◆ What to produce:
Identify all lines in the listing that include the word "Read", and copy them out.

◆ Data section:
%%
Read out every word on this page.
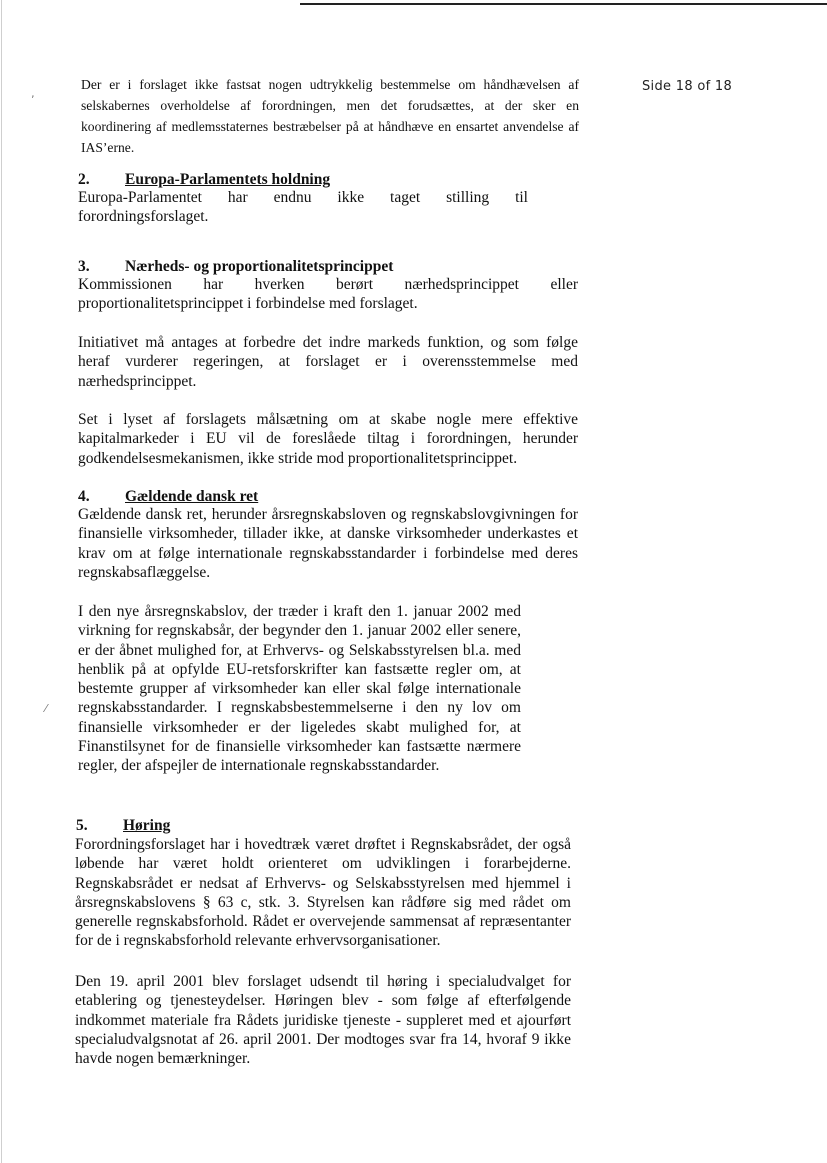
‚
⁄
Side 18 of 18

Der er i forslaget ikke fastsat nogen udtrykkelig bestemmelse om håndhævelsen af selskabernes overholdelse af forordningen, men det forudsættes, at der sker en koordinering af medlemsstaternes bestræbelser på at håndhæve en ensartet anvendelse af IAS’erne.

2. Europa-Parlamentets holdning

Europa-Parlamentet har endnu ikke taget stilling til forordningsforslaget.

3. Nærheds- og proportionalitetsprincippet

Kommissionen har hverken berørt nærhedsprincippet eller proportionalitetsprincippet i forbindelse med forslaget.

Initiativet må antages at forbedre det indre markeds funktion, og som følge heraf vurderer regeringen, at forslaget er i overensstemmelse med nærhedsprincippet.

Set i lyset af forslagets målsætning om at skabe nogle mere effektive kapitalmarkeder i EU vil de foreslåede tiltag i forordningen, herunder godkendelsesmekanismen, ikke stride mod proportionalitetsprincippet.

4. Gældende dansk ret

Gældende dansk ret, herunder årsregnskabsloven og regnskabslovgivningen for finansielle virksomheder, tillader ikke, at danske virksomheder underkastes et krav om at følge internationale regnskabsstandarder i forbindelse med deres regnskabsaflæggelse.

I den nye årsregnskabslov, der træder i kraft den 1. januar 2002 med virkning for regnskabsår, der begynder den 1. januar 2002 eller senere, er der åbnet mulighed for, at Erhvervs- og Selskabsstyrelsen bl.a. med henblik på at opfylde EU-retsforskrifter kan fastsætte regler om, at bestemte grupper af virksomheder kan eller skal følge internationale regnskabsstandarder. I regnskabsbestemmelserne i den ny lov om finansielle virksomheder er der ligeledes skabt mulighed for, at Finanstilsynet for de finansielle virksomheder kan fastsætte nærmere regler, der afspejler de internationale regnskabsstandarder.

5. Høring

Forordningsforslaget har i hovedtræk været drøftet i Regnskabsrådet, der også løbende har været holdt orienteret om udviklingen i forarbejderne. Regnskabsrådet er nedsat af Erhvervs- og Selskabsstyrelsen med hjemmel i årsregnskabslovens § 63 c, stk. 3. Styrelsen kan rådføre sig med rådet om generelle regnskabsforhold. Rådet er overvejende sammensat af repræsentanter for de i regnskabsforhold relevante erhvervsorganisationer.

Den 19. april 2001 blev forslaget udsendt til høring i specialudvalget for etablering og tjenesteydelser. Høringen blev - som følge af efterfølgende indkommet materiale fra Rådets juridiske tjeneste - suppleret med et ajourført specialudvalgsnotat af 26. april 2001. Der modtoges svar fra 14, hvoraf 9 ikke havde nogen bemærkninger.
%%
%%
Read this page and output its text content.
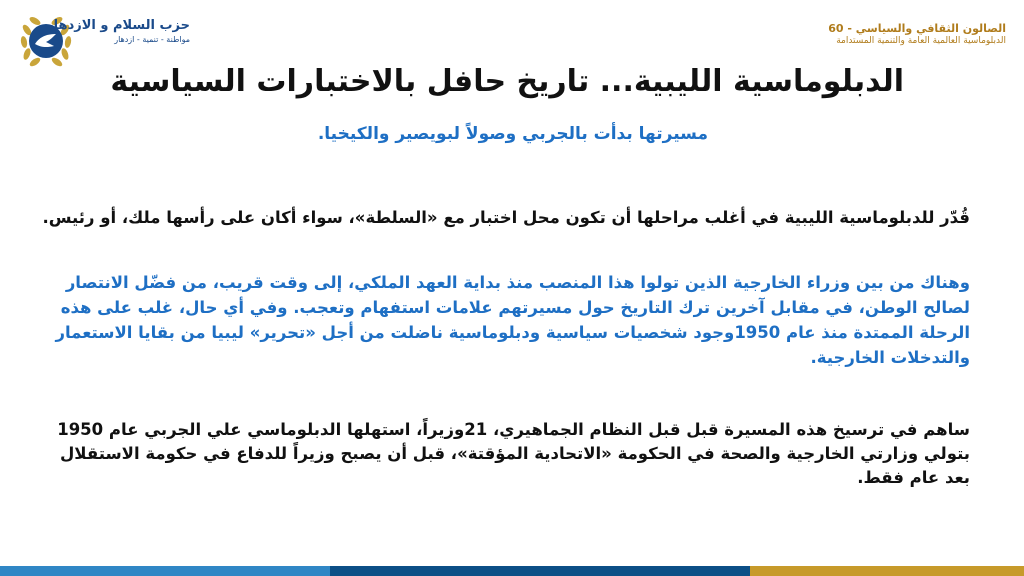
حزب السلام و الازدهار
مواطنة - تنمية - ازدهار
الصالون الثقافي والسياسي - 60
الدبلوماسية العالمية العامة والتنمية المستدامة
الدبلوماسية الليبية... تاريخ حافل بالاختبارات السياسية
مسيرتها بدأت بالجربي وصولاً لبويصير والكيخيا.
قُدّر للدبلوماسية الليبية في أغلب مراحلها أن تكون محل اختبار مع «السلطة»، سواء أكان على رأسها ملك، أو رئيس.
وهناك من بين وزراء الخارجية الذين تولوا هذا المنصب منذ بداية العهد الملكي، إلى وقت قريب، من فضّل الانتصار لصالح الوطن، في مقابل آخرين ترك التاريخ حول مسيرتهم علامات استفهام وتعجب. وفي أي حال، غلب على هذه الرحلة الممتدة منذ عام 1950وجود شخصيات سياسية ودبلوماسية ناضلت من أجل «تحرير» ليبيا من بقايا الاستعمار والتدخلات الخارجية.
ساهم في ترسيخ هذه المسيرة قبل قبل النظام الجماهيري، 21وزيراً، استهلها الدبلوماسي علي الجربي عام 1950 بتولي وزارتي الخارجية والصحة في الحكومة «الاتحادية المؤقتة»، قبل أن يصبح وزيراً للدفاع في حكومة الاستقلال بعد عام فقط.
%%
◆ Solution for this problem:
Read out every word on this page.
Read this page and output its text content.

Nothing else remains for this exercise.